§ Exercise brief: Go through the entries below and pick out every line with "Overholser".

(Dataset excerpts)
BEGIN

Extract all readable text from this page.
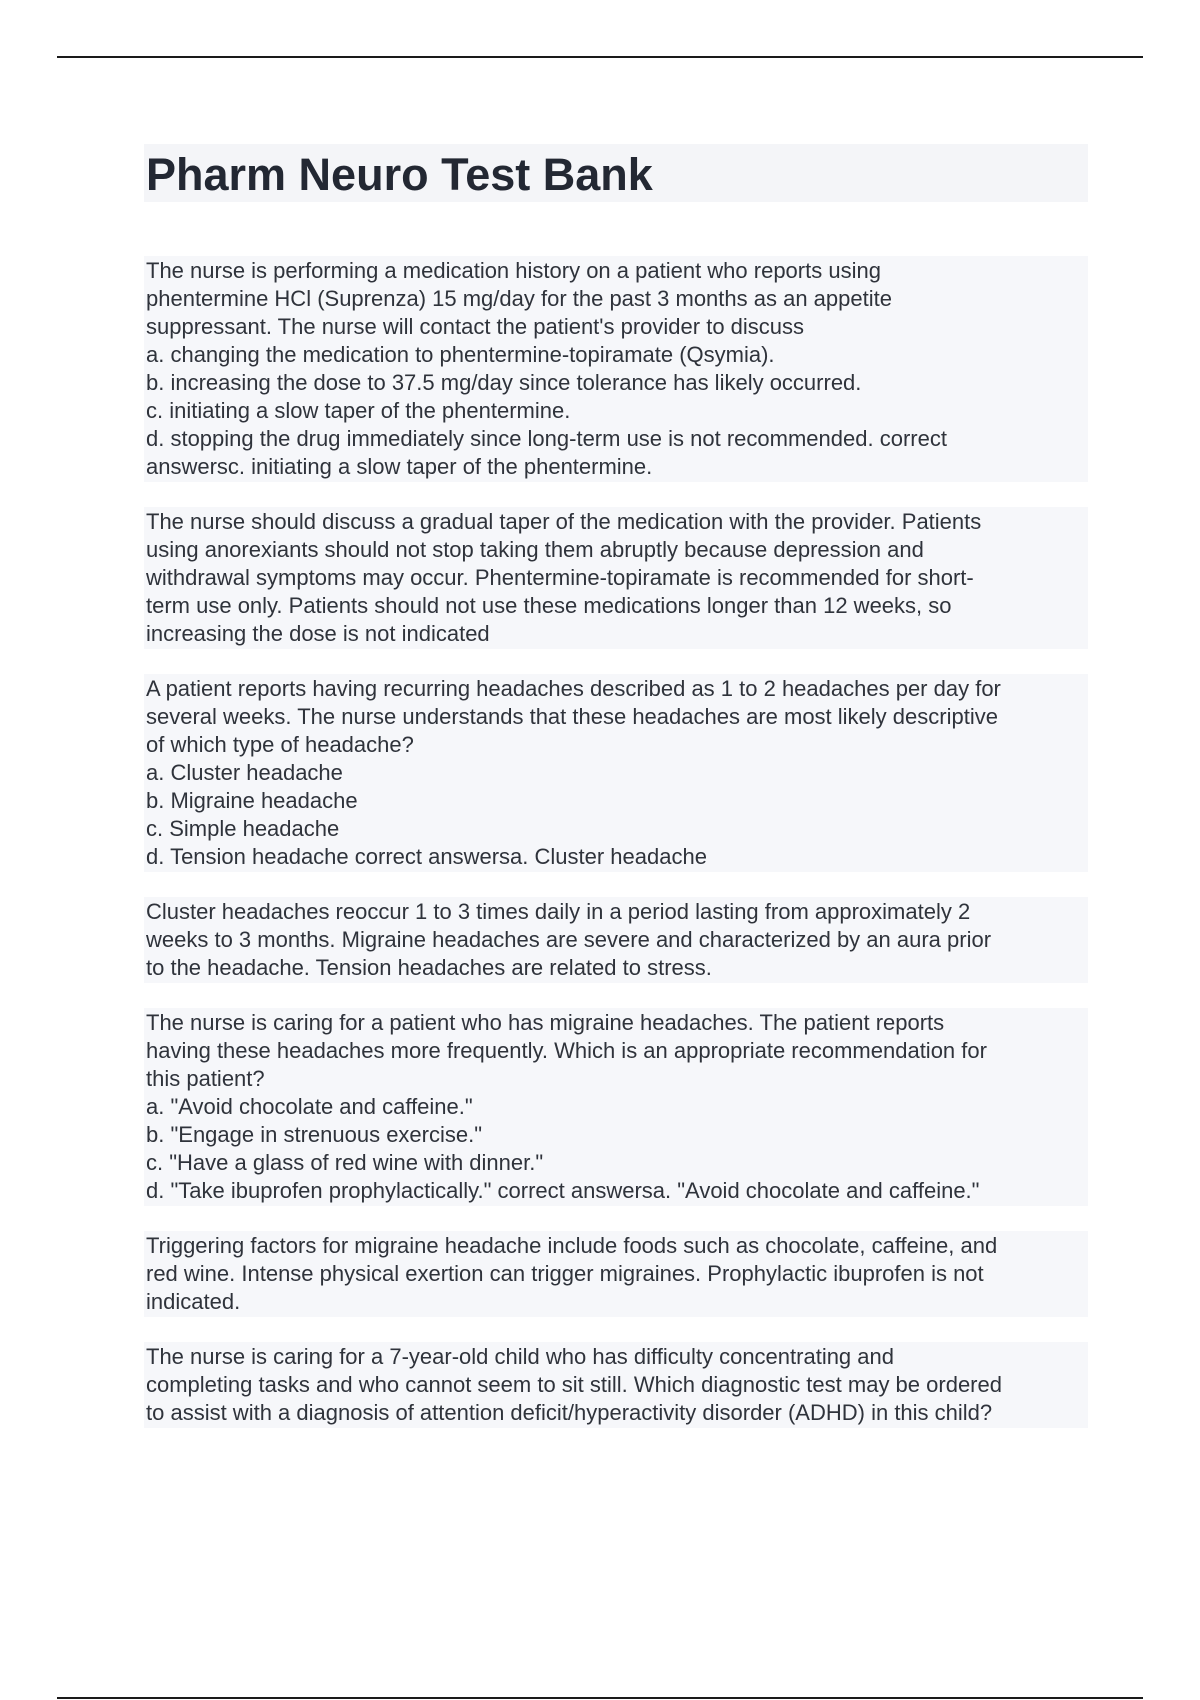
Pharm Neuro Test Bank
The nurse is performing a medication history on a patient who reports using
phentermine HCl (Suprenza) 15 mg/day for the past 3 months as an appetite
suppressant. The nurse will contact the patient's provider to discuss
a. changing the medication to phentermine-topiramate (Qsymia).
b. increasing the dose to 37.5 mg/day since tolerance has likely occurred.
c. initiating a slow taper of the phentermine.
d. stopping the drug immediately since long-term use is not recommended. correct
answersc. initiating a slow taper of the phentermine.
The nurse should discuss a gradual taper of the medication with the provider. Patients
using anorexiants should not stop taking them abruptly because depression and
withdrawal symptoms may occur. Phentermine-topiramate is recommended for short-
term use only. Patients should not use these medications longer than 12 weeks, so
increasing the dose is not indicated
A patient reports having recurring headaches described as 1 to 2 headaches per day for
several weeks. The nurse understands that these headaches are most likely descriptive
of which type of headache?
a. Cluster headache
b. Migraine headache
c. Simple headache
d. Tension headache correct answersa. Cluster headache
Cluster headaches reoccur 1 to 3 times daily in a period lasting from approximately 2
weeks to 3 months. Migraine headaches are severe and characterized by an aura prior
to the headache. Tension headaches are related to stress.
The nurse is caring for a patient who has migraine headaches. The patient reports
having these headaches more frequently. Which is an appropriate recommendation for
this patient?
a. "Avoid chocolate and caffeine."
b. "Engage in strenuous exercise."
c. "Have a glass of red wine with dinner."
d. "Take ibuprofen prophylactically." correct answersa. "Avoid chocolate and caffeine."
Triggering factors for migraine headache include foods such as chocolate, caffeine, and
red wine. Intense physical exertion can trigger migraines. Prophylactic ibuprofen is not
indicated.
The nurse is caring for a 7-year-old child who has difficulty concentrating and
completing tasks and who cannot seem to sit still. Which diagnostic test may be ordered
to assist with a diagnosis of attention deficit/hyperactivity disorder (ADHD) in this child?
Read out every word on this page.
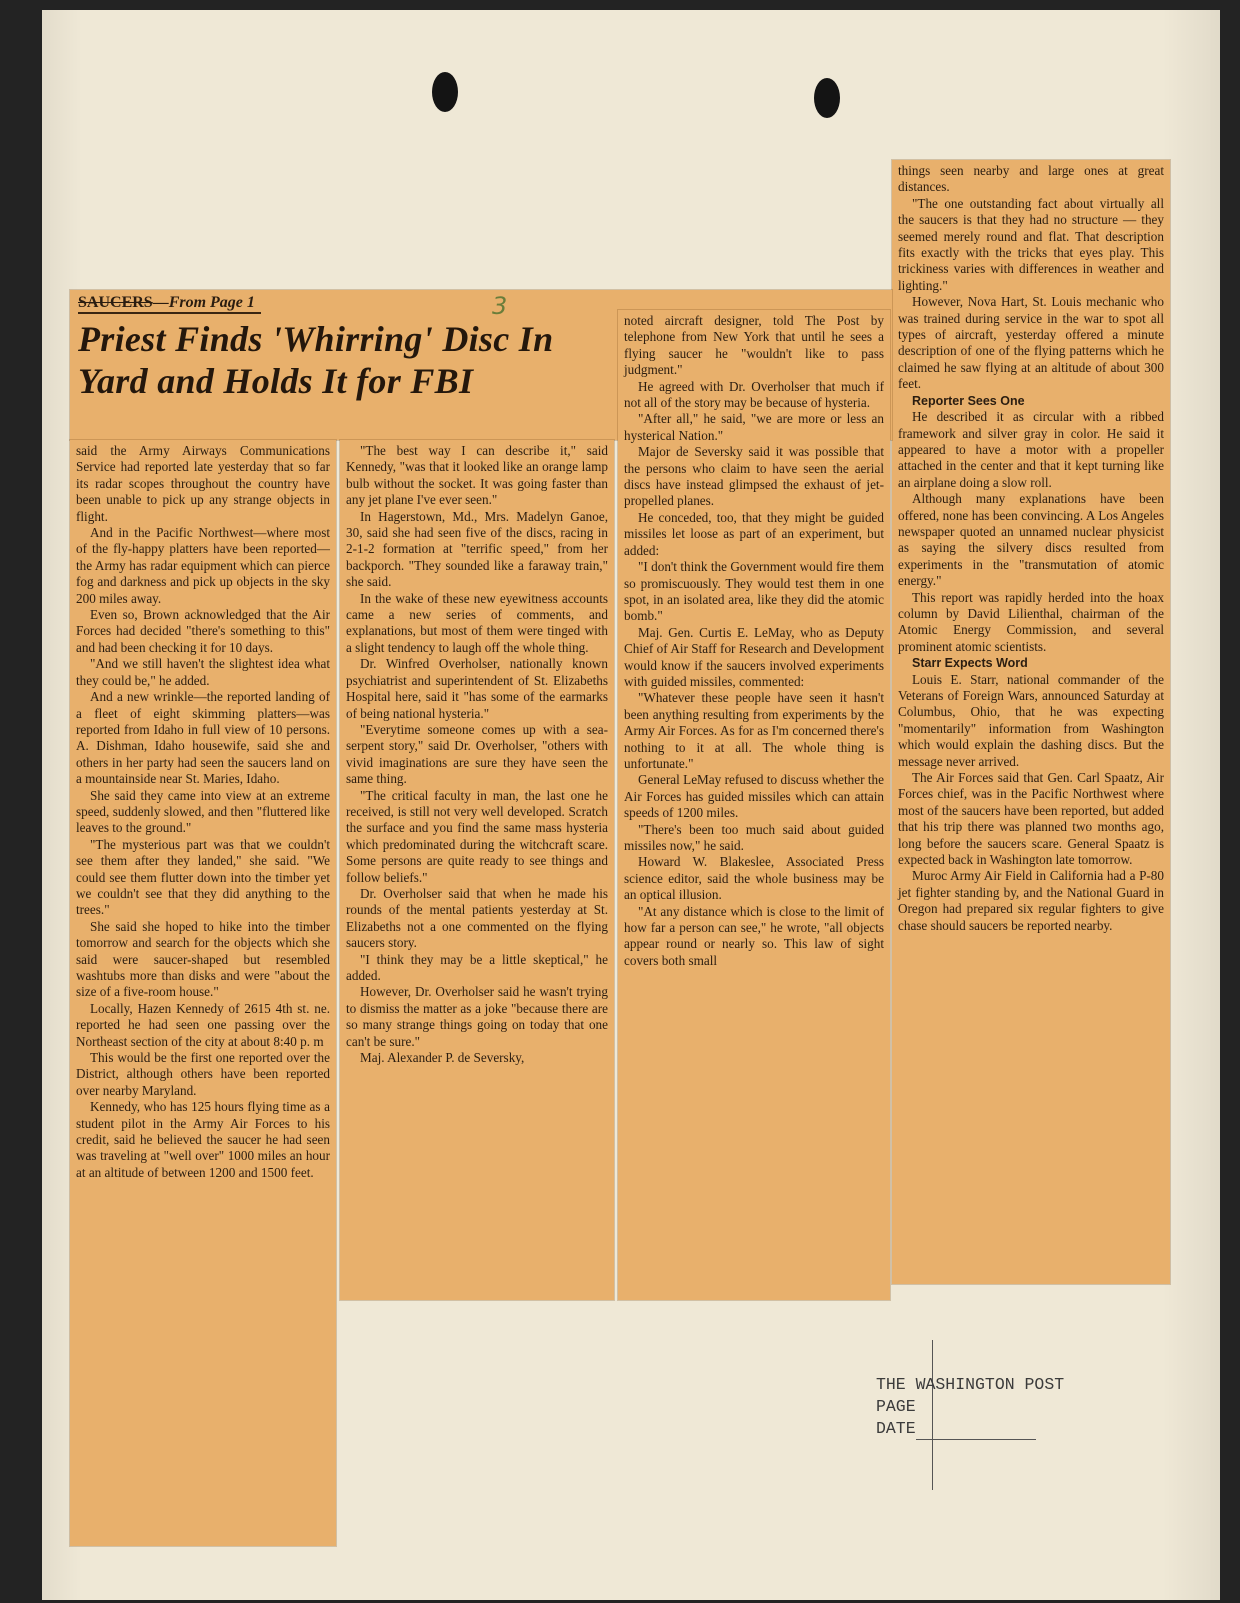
things seen nearby and large ones at great distances.

"The one outstanding fact about virtually all the saucers is that they had no structure — they seemed merely round and flat. That description fits exactly with the tricks that eyes play. This trickiness varies with differences in weather and lighting."

However, Nova Hart, St. Louis mechanic who was trained during service in the war to spot all types of aircraft, yesterday offered a minute description of one of the flying patterns which he claimed he saw flying at an altitude of about 300 feet.

Reporter Sees One

He described it as circular with a ribbed framework and silver gray in color. He said it appeared to have a motor with a propeller attached in the center and that it kept turning like an airplane doing a slow roll.

Although many explanations have been offered, none has been convincing. A Los Angeles newspaper quoted an unnamed nuclear physicist as saying the silvery discs resulted from experiments in the "transmutation of atomic energy."

This report was rapidly herded into the hoax column by David Lilienthal, chairman of the Atomic Energy Commission, and several prominent atomic scientists.

Starr Expects Word

Louis E. Starr, national commander of the Veterans of Foreign Wars, announced Saturday at Columbus, Ohio, that he was expecting "momentarily" information from Washington which would explain the dashing discs. But the message never arrived.

The Air Forces said that Gen. Carl Spaatz, Air Forces chief, was in the Pacific Northwest where most of the saucers have been reported, but added that his trip there was planned two months ago, long before the saucers scare. General Spaatz is expected back in Washington late tomorrow.

Muroc Army Air Field in California had a P-80 jet fighter standing by, and the National Guard in Oregon had prepared six regular fighters to give chase should saucers be reported nearby.

SAUCERS—From Page 1
Priest Finds 'Whirring' Disc In Yard and Holds It for FBI
3

said the Army Airways Communications Service had reported late yesterday that so far its radar scopes throughout the country have been unable to pick up any strange objects in flight.

And in the Pacific Northwest—where most of the fly-happy platters have been reported—the Army has radar equipment which can pierce fog and darkness and pick up objects in the sky 200 miles away.

Even so, Brown acknowledged that the Air Forces had decided "there's something to this" and had been checking it for 10 days.

"And we still haven't the slightest idea what they could be," he added.

And a new wrinkle—the reported landing of a fleet of eight skimming platters—was reported from Idaho in full view of 10 persons. A. Dishman, Idaho housewife, said she and others in her party had seen the saucers land on a mountainside near St. Maries, Idaho.

She said they came into view at an extreme speed, suddenly slowed, and then "fluttered like leaves to the ground."

"The mysterious part was that we couldn't see them after they landed," she said. "We could see them flutter down into the timber yet we couldn't see that they did anything to the trees."

She said she hoped to hike into the timber tomorrow and search for the objects which she said were saucer-shaped but resembled washtubs more than disks and were "about the size of a five-room house."

Locally, Hazen Kennedy of 2615 4th st. ne. reported he had seen one passing over the Northeast section of the city at about 8:40 p. m

This would be the first one reported over the District, although others have been reported over nearby Maryland.

Kennedy, who has 125 hours flying time as a student pilot in the Army Air Forces to his credit, said he believed the saucer he had seen was traveling at "well over" 1000 miles an hour at an altitude of between 1200 and 1500 feet.

"The best way I can describe it," said Kennedy, "was that it looked like an orange lamp bulb without the socket. It was going faster than any jet plane I've ever seen."

In Hagerstown, Md., Mrs. Madelyn Ganoe, 30, said she had seen five of the discs, racing in 2-1-2 formation at "terrific speed," from her backporch. "They sounded like a faraway train," she said.

In the wake of these new eyewitness accounts came a new series of comments, and explanations, but most of them were tinged with a slight tendency to laugh off the whole thing.

Dr. Winfred Overholser, nationally known psychiatrist and superintendent of St. Elizabeths Hospital here, said it "has some of the earmarks of being national hysteria."

"Everytime someone comes up with a sea-serpent story," said Dr. Overholser, "others with vivid imaginations are sure they have seen the same thing.

"The critical faculty in man, the last one he received, is still not very well developed. Scratch the surface and you find the same mass hysteria which predominated during the witchcraft scare. Some persons are quite ready to see things and follow beliefs."

Dr. Overholser said that when he made his rounds of the mental patients yesterday at St. Elizabeths not a one commented on the flying saucers story.

"I think they may be a little skeptical," he added.

However, Dr. Overholser said he wasn't trying to dismiss the matter as a joke "because there are so many strange things going on today that one can't be sure."

Maj. Alexander P. de Seversky,

noted aircraft designer, told The Post by telephone from New York that until he sees a flying saucer he "wouldn't like to pass judgment."

He agreed with Dr. Overholser that much if not all of the story may be because of hysteria.

"After all," he said, "we are more or less an hysterical Nation."

Major de Seversky said it was possible that the persons who claim to have seen the aerial discs have instead glimpsed the exhaust of jet-propelled planes.

He conceded, too, that they might be guided missiles let loose as part of an experiment, but added:

"I don't think the Government would fire them so promiscuously. They would test them in one spot, in an isolated area, like they did the atomic bomb."

Maj. Gen. Curtis E. LeMay, who as Deputy Chief of Air Staff for Research and Development would know if the saucers involved experiments with guided missiles, commented:

"Whatever these people have seen it hasn't been anything resulting from experiments by the Army Air Forces. As for as I'm concerned there's nothing to it at all. The whole thing is unfortunate."

General LeMay refused to discuss whether the Air Forces has guided missiles which can attain speeds of 1200 miles.

"There's been too much said about guided missiles now," he said.

Howard W. Blakeslee, Associated Press science editor, said the whole business may be an optical illusion.

"At any distance which is close to the limit of how far a person can see," he wrote, "all objects appear round or nearly so. This law of sight covers both small

THE WASHINGTON POST
PAGE
DATE
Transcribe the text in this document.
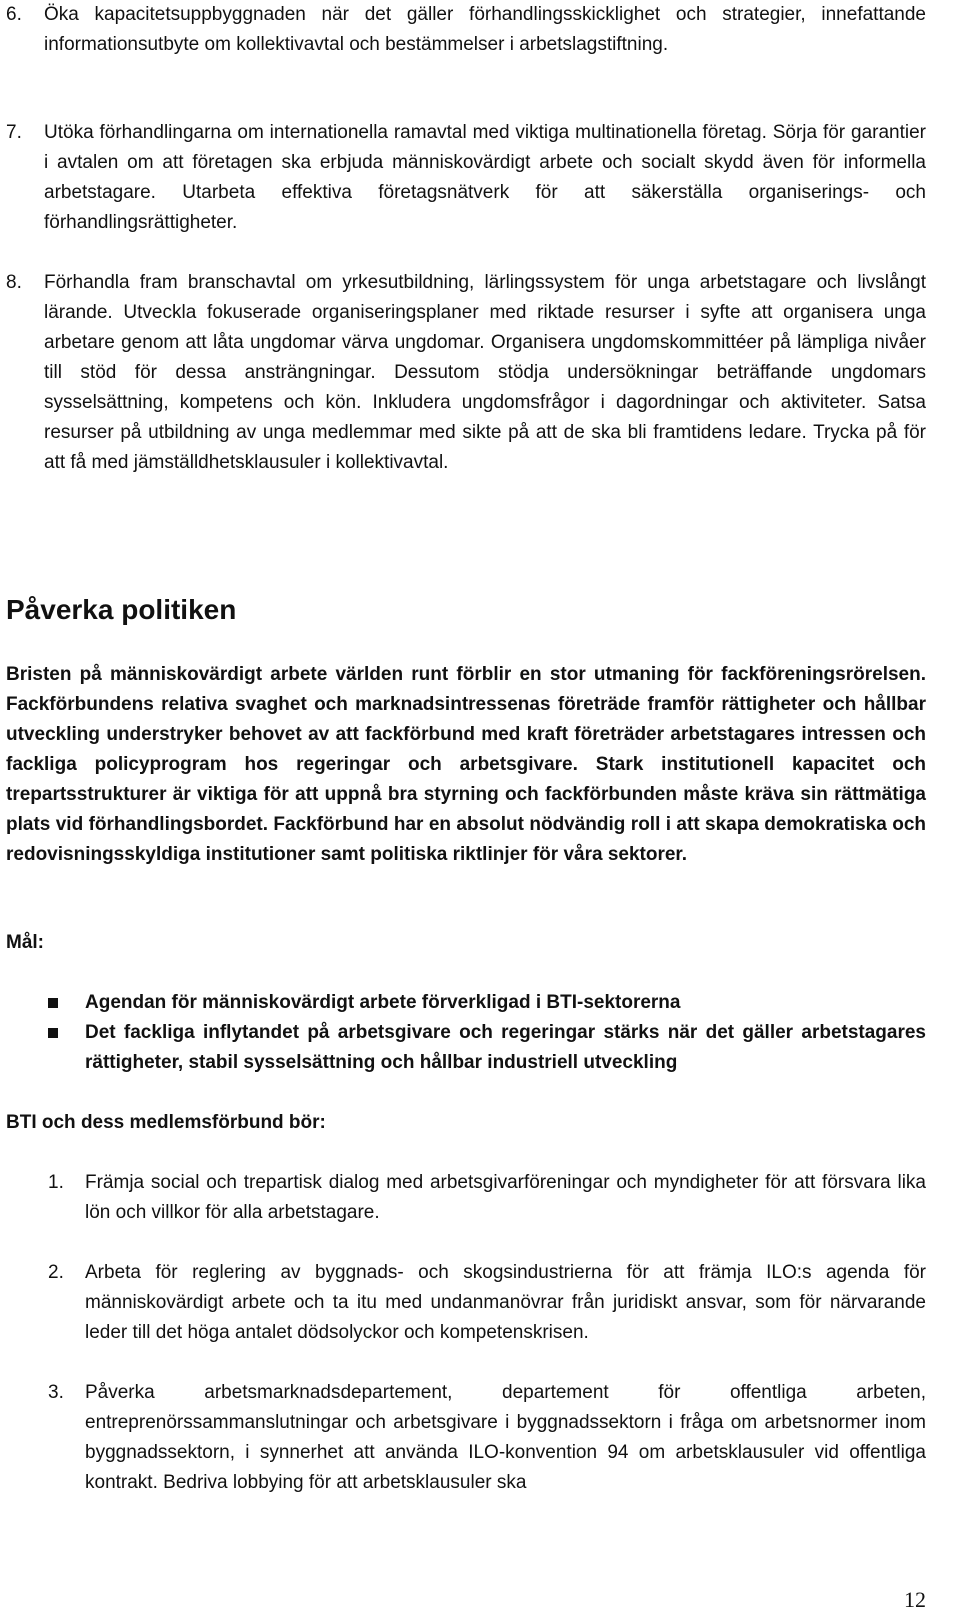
6. Öka kapacitetsuppbyggnaden när det gäller förhandlingsskicklighet och strategier, innefattande informationsutbyte om kollektivavtal och bestämmelser i arbetslagstiftning.
7. Utöka förhandlingarna om internationella ramavtal med viktiga multinationella företag. Sörja för garantier i avtalen om att företagen ska erbjuda människovärdigt arbete och socialt skydd även för informella arbetstagare. Utarbeta effektiva företagsnätverk för att säkerställa organiserings- och förhandlingsrättigheter.
8. Förhandla fram branschavtal om yrkesutbildning, lärlingssystem för unga arbetstagare och livslångt lärande. Utveckla fokuserade organiseringsplaner med riktade resurser i syfte att organisera unga arbetare genom att låta ungdomar värva ungdomar. Organisera ungdomskommittéer på lämpliga nivåer till stöd för dessa ansträngningar. Dessutom stödja undersökningar beträffande ungdomars sysselsättning, kompetens och kön. Inkludera ungdomsfrågor i dagordningar och aktiviteter. Satsa resurser på utbildning av unga medlemmar med sikte på att de ska bli framtidens ledare. Trycka på för att få med jämställdhetsklausuler i kollektivavtal.
Påverka politiken
Bristen på människovärdigt arbete världen runt förblir en stor utmaning för fackföreningsrörelsen. Fackförbundens relativa svaghet och marknadsintressenas företräde framför rättigheter och hållbar utveckling understryker behovet av att fackförbund med kraft företräder arbetstagares intressen och fackliga policyprogram hos regeringar och arbetsgivare. Stark institutionell kapacitet och trepartsstrukturer är viktiga för att uppnå bra styrning och fackförbunden måste kräva sin rättmätiga plats vid förhandlingsbordet. Fackförbund har en absolut nödvändig roll i att skapa demokratiska och redovisningsskyldiga institutioner samt politiska riktlinjer för våra sektorer.
Mål:
Agendan för människovärdigt arbete förverkligad i BTI-sektorerna
Det fackliga inflytandet på arbetsgivare och regeringar stärks när det gäller arbetstagares rättigheter, stabil sysselsättning och hållbar industriell utveckling
BTI och dess medlemsförbund bör:
1. Främja social och trepartisk dialog med arbetsgivarföreningar och myndigheter för att försvara lika lön och villkor för alla arbetstagare.
2. Arbeta för reglering av byggnads- och skogsindustrierna för att främja ILO:s agenda för människovärdigt arbete och ta itu med undanmanövrar från juridiskt ansvar, som för närvarande leder till det höga antalet dödsolyckor och kompetenskrisen.
3. Påverka arbetsmarknadsdepartement, departement för offentliga arbeten, entreprenörssammanslutningar och arbetsgivare i byggnadssektorn i fråga om arbetsnormer inom byggnadssektorn, i synnerhet att använda ILO-konvention 94 om arbetsklausuler vid offentliga kontrakt. Bedriva lobbying för att arbetsklausuler ska
12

END

§ Output for this task:
Dr. Winfred Overholser, nationally known psychiatrist and superintendent of St. Elizabeths Hospital here, said it "has some of the earmarks of being national hysteria."
"Everytime someone comes up with a sea-serpent story," said Dr. Overholser, "others with vivid imaginations are sure they have seen the same thing.
Dr. Overholser said that when he made his rounds of the mental patients yesterday at St. Elizabeths not a one commented on the flying saucers story.
However, Dr. Overholser said he wasn't trying to dismiss the matter as a joke "because there are so many strange things going on today that one can't be sure."
He agreed with Dr. Overholser that much if not all of the story may be because of hysteria.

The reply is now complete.